Available data:

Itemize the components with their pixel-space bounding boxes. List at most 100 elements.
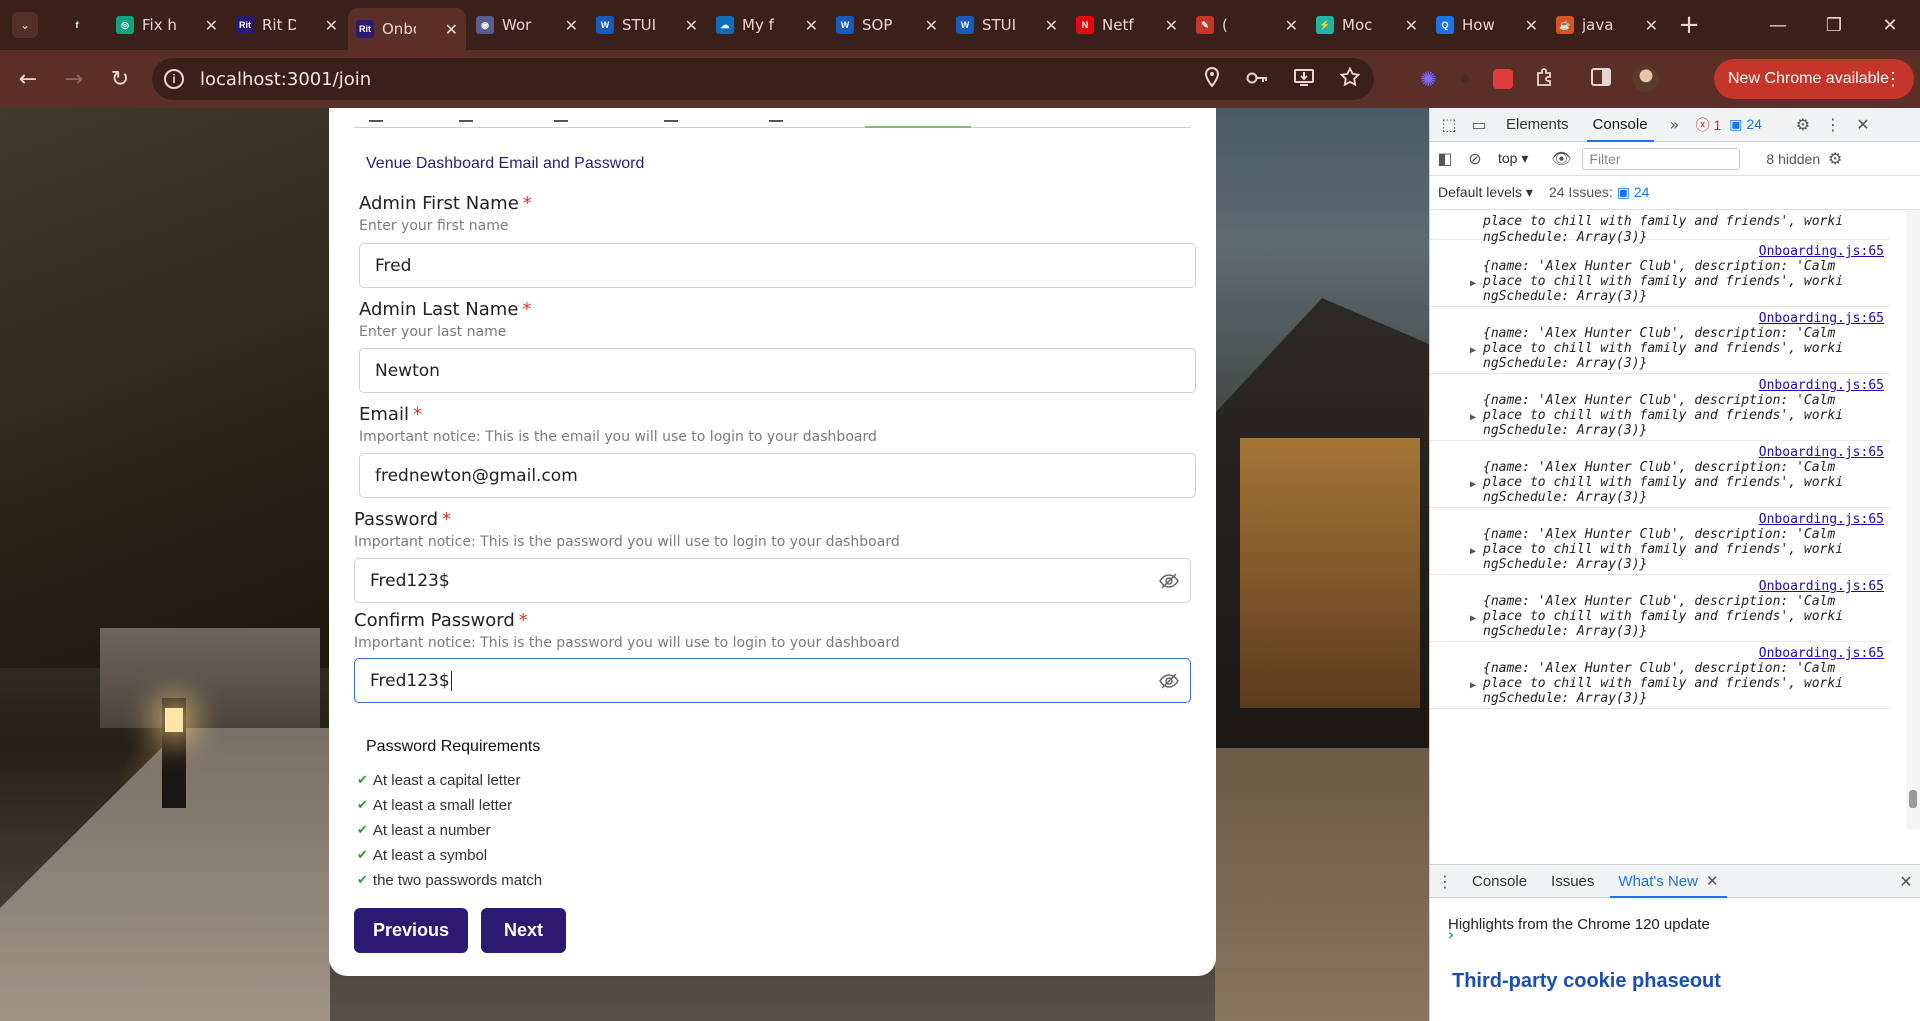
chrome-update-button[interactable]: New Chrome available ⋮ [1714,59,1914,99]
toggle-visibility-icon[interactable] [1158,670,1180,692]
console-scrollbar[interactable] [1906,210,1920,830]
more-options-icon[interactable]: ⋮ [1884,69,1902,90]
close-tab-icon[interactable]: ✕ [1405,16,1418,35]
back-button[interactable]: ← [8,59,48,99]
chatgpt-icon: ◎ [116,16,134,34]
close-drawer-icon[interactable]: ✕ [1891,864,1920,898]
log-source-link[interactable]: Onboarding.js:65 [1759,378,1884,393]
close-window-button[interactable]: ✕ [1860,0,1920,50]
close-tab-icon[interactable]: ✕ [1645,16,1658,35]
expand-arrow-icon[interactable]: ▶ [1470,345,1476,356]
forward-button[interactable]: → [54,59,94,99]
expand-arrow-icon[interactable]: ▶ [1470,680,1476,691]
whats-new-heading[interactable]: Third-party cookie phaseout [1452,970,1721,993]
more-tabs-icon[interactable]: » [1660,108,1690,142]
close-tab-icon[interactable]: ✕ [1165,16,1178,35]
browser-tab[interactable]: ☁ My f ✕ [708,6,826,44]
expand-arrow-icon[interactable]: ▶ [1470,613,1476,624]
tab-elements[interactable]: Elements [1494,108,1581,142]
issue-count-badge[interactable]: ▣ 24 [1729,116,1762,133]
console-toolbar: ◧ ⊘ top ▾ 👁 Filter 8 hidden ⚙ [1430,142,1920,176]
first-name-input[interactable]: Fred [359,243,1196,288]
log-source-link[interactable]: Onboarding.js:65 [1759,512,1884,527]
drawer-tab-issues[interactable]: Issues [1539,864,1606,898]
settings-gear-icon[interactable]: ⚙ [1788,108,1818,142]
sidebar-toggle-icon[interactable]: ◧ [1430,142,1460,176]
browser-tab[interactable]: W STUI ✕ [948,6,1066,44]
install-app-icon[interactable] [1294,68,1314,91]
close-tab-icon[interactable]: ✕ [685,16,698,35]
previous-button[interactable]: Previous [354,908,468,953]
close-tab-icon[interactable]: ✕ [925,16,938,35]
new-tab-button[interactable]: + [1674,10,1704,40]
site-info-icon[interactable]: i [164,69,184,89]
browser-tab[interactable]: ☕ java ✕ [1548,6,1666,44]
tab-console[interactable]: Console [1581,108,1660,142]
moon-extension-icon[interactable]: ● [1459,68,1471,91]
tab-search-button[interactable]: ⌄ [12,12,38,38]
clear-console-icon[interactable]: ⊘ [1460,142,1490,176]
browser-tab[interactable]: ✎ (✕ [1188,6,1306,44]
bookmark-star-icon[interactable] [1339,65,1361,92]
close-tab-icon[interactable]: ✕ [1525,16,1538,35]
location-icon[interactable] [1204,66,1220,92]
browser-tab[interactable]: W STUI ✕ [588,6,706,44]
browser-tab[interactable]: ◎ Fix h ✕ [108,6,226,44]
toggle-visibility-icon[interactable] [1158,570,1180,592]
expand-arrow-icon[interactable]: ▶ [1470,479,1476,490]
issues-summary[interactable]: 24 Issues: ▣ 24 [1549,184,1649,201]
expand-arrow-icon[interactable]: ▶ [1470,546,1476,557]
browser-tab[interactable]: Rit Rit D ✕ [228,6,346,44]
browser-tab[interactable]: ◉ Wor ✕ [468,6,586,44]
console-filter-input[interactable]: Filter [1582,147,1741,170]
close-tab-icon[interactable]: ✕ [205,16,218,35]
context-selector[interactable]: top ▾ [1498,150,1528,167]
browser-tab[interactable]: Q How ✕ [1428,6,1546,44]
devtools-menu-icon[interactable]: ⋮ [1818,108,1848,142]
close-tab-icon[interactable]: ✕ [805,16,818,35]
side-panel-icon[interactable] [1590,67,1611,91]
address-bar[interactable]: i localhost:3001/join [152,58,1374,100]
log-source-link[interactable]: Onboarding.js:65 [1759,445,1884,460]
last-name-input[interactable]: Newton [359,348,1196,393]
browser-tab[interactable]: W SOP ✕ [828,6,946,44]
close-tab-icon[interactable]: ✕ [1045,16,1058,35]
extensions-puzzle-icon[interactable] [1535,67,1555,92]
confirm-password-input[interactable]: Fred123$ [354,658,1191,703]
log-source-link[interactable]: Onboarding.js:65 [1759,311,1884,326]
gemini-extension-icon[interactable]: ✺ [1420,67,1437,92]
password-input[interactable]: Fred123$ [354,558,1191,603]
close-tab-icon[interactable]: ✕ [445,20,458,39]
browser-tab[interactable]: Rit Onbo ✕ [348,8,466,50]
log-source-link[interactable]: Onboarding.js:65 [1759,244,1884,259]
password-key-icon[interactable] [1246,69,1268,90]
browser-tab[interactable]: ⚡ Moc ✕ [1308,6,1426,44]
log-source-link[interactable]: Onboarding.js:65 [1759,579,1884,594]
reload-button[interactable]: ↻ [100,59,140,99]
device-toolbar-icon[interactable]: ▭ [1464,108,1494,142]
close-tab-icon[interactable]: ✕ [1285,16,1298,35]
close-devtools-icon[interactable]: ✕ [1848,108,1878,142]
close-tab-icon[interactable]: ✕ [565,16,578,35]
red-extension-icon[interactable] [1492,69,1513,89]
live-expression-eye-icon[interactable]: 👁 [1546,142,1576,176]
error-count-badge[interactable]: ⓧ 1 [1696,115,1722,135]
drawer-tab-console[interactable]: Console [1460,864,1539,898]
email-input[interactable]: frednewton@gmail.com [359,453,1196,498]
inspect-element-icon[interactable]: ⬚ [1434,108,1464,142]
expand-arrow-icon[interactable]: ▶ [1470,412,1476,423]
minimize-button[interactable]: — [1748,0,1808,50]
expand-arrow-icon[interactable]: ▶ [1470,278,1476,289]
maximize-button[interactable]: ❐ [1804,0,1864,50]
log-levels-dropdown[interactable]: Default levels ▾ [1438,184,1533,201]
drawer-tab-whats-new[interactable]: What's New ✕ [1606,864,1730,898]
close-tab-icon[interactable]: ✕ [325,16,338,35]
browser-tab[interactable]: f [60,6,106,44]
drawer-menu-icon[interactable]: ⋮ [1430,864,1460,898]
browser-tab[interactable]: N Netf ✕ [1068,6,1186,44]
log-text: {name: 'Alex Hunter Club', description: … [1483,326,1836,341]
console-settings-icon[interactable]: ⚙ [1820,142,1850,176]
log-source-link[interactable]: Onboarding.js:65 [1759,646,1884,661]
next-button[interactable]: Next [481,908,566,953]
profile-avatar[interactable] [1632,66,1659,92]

Goal of the exercise: Write out the data above word for word, leaving out the pictures.

Complete output:
Itemize the components with their pixel-space bounding boxes. List at most 100 elements.
chrome-update-button[interactable]: New Chrome available ⋮ [1714,59,1914,99]
toggle-visibility-icon[interactable] [1158,670,1180,692]
console-scrollbar[interactable] [1906,210,1920,830]
more-options-icon[interactable]: ⋮ [1884,69,1902,90]
close-tab-icon[interactable]: ✕ [1405,16,1418,35]
back-button[interactable]: ← [8,59,48,99]
chatgpt-icon: ◎ [116,16,134,34]
close-drawer-icon[interactable]: ✕ [1891,864,1920,898]
log-source-link[interactable]: Onboarding.js:65 [1759,378,1884,393]
close-window-button[interactable]: ✕ [1860,0,1920,50]
close-tab-icon[interactable]: ✕ [1645,16,1658,35]
expand-arrow-icon[interactable]: ▶ [1470,345,1476,356]
forward-button[interactable]: → [54,59,94,99]
expand-arrow-icon[interactable]: ▶ [1470,680,1476,691]
whats-new-heading[interactable]: Third-party cookie phaseout [1452,970,1721,993]
more-tabs-icon[interactable]: » [1660,108,1690,142]
close-tab-icon[interactable]: ✕ [1165,16,1178,35]
browser-tab[interactable]: ☁ My f ✕ [708,6,826,44]
expand-arrow-icon[interactable]: ▶ [1470,613,1476,624]
tab-elements[interactable]: Elements [1494,108,1581,142]
issue-count-badge[interactable]: ▣ 24 [1729,116,1762,133]
console-toolbar: ◧ ⊘ top ▾ 👁 Filter 8 hidden ⚙ [1430,142,1920,176]
first-name-input[interactable]: Fred [359,243,1196,288]
log-source-link[interactable]: Onboarding.js:65 [1759,512,1884,527]
drawer-tab-issues[interactable]: Issues [1539,864,1606,898]
settings-gear-icon[interactable]: ⚙ [1788,108,1818,142]
sidebar-toggle-icon[interactable]: ◧ [1430,142,1460,176]
browser-tab[interactable]: W STUI ✕ [948,6,1066,44]
install-app-icon[interactable] [1294,68,1314,91]
close-tab-icon[interactable]: ✕ [685,16,698,35]
previous-button[interactable]: Previous [354,908,468,953]
close-tab-icon[interactable]: ✕ [925,16,938,35]
new-tab-button[interactable]: + [1674,10,1704,40]
site-info-icon[interactable]: i [164,69,184,89]
browser-tab[interactable]: ☕ java ✕ [1548,6,1666,44]
tab-console[interactable]: Console [1581,108,1660,142]
moon-extension-icon[interactable]: ● [1459,68,1471,91]
tab-search-button[interactable]: ⌄ [12,12,38,38]
clear-console-icon[interactable]: ⊘ [1460,142,1490,176]
browser-tab[interactable]: ✎ (✕ [1188,6,1306,44]
bookmark-star-icon[interactable] [1339,65,1361,92]
close-tab-icon[interactable]: ✕ [1525,16,1538,35]
location-icon[interactable] [1204,66,1220,92]
browser-tab[interactable]: W STUI ✕ [588,6,706,44]
browser-tab[interactable]: ◎ Fix h ✕ [108,6,226,44]
toggle-visibility-icon[interactable] [1158,570,1180,592]
expand-arrow-icon[interactable]: ▶ [1470,479,1476,490]
issues-summary[interactable]: 24 Issues: ▣ 24 [1549,184,1649,201]
expand-arrow-icon[interactable]: ▶ [1470,546,1476,557]
browser-tab[interactable]: Rit Rit D ✕ [228,6,346,44]
browser-tab[interactable]: ◉ Wor ✕ [468,6,586,44]
console-filter-input[interactable]: Filter [1582,147,1741,170]
close-tab-icon[interactable]: ✕ [205,16,218,35]
context-selector[interactable]: top ▾ [1498,150,1528,167]
browser-tab[interactable]: Q How ✕ [1428,6,1546,44]
devtools-menu-icon[interactable]: ⋮ [1818,108,1848,142]
close-tab-icon[interactable]: ✕ [805,16,818,35]
side-panel-icon[interactable] [1590,67,1611,91]
address-bar[interactable]: i localhost:3001/join [152,58,1374,100]
log-source-link[interactable]: Onboarding.js:65 [1759,445,1884,460]
last-name-input[interactable]: Newton [359,348,1196,393]
browser-tab[interactable]: W SOP ✕ [828,6,946,44]
close-tab-icon[interactable]: ✕ [1045,16,1058,35]
extensions-puzzle-icon[interactable] [1535,67,1555,92]
confirm-password-input[interactable]: Fred123$ [354,658,1191,703]
log-source-link[interactable]: Onboarding.js:65 [1759,311,1884,326]
gemini-extension-icon[interactable]: ✺ [1420,67,1437,92]
password-input[interactable]: Fred123$ [354,558,1191,603]
close-tab-icon[interactable]: ✕ [445,20,458,39]
browser-tab[interactable]: Rit Onbo ✕ [348,8,466,50]
log-source-link[interactable]: Onboarding.js:65 [1759,244,1884,259]
password-key-icon[interactable] [1246,69,1268,90]
browser-tab[interactable]: ⚡ Moc ✕ [1308,6,1426,44]
log-source-link[interactable]: Onboarding.js:65 [1759,579,1884,594]
reload-button[interactable]: ↻ [100,59,140,99]
device-toolbar-icon[interactable]: ▭ [1464,108,1494,142]
close-tab-icon[interactable]: ✕ [1285,16,1298,35]
close-devtools-icon[interactable]: ✕ [1848,108,1878,142]
close-tab-icon[interactable]: ✕ [565,16,578,35]
red-extension-icon[interactable] [1492,69,1513,89]
live-expression-eye-icon[interactable]: 👁 [1546,142,1576,176]
error-count-badge[interactable]: ⓧ 1 [1696,115,1722,135]
drawer-tab-console[interactable]: Console [1460,864,1539,898]
email-input[interactable]: frednewton@gmail.com [359,453,1196,498]
inspect-element-icon[interactable]: ⬚ [1434,108,1464,142]
expand-arrow-icon[interactable]: ▶ [1470,412,1476,423]
minimize-button[interactable]: — [1748,0,1808,50]
expand-arrow-icon[interactable]: ▶ [1470,278,1476,289]
maximize-button[interactable]: ❐ [1804,0,1864,50]
log-levels-dropdown[interactable]: Default levels ▾ [1438,184,1533,201]
drawer-tab-whats-new[interactable]: What's New ✕ [1606,864,1730,898]
close-tab-icon[interactable]: ✕ [325,16,338,35]
browser-tab[interactable]: f [60,6,106,44]
drawer-menu-icon[interactable]: ⋮ [1430,864,1460,898]
browser-tab[interactable]: N Netf ✕ [1068,6,1186,44]
log-text: {name: 'Alex Hunter Club', description: … [1483,326,1836,341]
console-settings-icon[interactable]: ⚙ [1820,142,1850,176]
log-source-link[interactable]: Onboarding.js:65 [1759,646,1884,661]
next-button[interactable]: Next [481,908,566,953]
profile-avatar[interactable] [1632,66,1659,92]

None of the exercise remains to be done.